-- begin --
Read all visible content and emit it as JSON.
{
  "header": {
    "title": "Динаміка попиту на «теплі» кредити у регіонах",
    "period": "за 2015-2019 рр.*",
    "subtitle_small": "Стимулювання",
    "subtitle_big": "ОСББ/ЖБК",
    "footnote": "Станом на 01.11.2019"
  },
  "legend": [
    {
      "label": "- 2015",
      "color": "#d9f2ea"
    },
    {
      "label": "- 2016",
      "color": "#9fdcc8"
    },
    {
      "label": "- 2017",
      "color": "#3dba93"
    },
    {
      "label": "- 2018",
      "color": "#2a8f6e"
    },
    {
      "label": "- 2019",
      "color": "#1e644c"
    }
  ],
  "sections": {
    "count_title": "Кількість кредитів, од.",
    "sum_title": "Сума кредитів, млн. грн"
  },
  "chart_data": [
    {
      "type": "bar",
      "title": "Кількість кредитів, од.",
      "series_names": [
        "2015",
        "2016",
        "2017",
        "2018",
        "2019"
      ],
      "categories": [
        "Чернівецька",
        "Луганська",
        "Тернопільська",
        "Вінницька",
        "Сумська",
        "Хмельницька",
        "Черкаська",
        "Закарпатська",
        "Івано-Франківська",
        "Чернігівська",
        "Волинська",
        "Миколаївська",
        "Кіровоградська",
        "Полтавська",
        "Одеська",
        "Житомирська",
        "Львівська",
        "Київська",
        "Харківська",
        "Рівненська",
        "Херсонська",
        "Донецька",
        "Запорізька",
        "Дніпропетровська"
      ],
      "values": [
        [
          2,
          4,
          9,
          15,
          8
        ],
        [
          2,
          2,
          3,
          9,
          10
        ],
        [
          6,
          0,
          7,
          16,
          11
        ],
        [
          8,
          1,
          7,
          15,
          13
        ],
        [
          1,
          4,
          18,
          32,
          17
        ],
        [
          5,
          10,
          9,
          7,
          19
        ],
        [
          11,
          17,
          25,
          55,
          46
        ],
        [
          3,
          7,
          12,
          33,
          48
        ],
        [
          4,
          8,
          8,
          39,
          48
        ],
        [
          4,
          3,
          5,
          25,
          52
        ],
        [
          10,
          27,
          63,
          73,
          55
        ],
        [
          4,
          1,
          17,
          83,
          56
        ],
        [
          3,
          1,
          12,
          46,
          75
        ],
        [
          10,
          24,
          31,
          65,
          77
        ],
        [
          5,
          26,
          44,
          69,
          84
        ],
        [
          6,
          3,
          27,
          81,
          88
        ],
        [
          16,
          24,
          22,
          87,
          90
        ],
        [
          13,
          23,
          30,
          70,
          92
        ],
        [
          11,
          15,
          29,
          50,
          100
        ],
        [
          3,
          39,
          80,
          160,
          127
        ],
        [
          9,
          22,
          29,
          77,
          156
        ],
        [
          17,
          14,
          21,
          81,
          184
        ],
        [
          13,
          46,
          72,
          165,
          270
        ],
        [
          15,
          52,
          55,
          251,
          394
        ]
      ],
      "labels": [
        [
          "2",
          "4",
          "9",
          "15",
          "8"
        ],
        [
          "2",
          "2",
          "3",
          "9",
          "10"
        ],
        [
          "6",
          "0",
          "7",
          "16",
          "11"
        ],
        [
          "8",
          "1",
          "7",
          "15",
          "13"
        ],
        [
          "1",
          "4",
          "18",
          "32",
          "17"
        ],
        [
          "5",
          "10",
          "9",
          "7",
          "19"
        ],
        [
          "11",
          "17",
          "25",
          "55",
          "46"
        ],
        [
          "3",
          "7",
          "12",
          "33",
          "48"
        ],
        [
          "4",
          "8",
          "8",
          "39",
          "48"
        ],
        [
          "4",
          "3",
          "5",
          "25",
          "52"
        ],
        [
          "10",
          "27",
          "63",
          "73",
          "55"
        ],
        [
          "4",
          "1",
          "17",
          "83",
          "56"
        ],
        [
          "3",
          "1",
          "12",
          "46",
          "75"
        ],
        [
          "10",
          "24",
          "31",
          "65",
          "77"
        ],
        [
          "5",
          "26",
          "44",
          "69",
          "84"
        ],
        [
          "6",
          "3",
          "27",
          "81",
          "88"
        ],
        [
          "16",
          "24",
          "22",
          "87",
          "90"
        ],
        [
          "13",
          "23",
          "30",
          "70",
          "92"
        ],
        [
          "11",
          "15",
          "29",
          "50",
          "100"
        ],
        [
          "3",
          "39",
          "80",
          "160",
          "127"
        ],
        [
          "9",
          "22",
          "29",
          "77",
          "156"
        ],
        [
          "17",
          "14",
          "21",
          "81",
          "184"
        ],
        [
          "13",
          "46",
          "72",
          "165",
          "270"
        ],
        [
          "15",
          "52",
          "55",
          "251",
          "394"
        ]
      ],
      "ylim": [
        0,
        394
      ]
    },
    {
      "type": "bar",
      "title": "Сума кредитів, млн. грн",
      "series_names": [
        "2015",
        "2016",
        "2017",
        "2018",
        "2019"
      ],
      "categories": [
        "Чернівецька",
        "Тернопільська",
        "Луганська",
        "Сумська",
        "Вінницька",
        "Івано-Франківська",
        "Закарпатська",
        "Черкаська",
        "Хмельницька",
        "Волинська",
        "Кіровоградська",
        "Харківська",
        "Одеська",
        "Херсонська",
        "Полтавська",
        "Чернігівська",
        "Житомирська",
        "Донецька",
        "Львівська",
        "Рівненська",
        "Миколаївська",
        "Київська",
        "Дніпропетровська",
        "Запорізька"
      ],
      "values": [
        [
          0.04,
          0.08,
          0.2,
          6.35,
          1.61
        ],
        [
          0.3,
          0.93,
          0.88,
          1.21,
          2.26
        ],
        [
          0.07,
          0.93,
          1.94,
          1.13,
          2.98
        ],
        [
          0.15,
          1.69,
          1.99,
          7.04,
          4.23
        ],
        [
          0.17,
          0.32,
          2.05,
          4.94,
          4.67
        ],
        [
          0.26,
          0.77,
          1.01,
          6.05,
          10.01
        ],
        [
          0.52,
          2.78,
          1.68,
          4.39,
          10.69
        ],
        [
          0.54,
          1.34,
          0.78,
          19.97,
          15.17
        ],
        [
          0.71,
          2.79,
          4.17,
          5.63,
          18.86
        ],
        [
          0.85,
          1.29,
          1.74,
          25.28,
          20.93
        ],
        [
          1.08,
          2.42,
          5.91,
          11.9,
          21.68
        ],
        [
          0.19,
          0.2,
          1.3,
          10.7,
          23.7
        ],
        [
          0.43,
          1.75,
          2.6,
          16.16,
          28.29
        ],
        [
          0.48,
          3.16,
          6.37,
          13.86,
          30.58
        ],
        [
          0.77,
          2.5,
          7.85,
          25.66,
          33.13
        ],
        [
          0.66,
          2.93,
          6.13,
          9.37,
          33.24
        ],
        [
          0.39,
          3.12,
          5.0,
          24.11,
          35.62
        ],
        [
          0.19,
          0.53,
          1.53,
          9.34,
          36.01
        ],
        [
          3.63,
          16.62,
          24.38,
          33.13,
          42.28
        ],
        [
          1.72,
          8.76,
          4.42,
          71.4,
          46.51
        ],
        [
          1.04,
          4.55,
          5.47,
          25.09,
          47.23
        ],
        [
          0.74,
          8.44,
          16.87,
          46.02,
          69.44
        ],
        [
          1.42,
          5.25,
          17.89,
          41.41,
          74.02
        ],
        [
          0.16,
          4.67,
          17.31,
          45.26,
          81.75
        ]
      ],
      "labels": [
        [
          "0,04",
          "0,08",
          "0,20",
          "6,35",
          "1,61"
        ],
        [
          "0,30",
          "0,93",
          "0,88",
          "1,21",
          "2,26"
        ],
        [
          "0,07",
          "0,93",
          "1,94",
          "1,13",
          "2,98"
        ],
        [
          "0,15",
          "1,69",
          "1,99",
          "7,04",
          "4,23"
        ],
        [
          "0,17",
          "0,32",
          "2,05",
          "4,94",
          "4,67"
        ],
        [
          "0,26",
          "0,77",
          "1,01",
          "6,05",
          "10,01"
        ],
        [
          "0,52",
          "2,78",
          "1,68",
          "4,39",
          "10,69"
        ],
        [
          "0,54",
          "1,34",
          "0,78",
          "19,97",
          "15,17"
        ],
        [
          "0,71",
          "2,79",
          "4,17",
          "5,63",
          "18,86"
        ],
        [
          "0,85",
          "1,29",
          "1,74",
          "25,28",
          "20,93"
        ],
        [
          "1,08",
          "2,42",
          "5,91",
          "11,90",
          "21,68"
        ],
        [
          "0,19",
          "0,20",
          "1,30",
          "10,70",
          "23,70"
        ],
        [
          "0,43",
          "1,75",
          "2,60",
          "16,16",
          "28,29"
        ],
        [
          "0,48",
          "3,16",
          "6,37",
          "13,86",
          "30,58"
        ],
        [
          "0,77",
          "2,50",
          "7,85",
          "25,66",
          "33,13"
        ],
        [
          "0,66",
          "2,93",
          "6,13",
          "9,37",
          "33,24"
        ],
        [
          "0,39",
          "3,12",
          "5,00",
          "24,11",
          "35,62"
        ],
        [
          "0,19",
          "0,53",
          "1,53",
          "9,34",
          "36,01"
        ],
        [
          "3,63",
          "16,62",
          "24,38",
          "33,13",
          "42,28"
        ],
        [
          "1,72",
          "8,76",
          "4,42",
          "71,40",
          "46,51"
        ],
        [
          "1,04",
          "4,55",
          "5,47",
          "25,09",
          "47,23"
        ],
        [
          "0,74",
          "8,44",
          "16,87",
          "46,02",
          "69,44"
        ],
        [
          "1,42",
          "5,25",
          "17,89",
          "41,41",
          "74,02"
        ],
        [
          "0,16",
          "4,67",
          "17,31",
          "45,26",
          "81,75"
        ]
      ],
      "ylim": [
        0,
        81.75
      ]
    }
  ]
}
-- end --
_Description of the task_.
How many lines in the records above contain the word "Кількість"? Give only the number.

_The output_.
2